**Task directions**.
Search the data for the word "sauce". Reproduce every line where it is found.

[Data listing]

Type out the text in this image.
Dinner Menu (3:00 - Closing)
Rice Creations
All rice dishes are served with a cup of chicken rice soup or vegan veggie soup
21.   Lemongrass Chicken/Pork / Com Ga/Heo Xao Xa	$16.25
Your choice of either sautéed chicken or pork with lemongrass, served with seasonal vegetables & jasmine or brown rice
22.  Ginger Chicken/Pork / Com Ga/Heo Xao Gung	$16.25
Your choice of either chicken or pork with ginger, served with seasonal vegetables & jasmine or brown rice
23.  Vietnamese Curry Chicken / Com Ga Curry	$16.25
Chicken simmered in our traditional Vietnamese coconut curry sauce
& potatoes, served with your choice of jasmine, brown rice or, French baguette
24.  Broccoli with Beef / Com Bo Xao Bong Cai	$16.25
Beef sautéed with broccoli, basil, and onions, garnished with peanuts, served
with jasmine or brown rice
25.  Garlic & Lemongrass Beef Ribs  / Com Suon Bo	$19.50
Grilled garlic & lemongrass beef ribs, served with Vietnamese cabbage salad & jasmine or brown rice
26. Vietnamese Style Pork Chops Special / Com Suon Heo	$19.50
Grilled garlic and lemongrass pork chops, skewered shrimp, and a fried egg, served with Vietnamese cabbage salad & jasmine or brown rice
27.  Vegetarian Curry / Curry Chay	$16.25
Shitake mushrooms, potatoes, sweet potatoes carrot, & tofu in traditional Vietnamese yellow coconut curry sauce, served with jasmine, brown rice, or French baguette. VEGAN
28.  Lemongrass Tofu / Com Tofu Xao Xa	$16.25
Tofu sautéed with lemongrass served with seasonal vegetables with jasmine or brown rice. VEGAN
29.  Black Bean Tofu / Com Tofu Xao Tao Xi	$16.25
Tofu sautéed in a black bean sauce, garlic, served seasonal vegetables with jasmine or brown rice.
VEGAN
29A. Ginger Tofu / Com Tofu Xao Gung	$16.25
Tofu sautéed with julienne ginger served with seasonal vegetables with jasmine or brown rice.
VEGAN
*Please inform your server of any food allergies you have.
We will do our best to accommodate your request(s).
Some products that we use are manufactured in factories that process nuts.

**Answer for this exercise**.
Chicken simmered in our traditional Vietnamese coconut curry sauce
Shitake mushrooms, potatoes, sweet potatoes carrot, & tofu in traditional Vietnamese yellow coconut curry sauce, served with jasmine, brown rice, or French baguette. VEGAN
Tofu sautéed in a black bean sauce, garlic, served seasonal vegetables with jasmine or brown rice.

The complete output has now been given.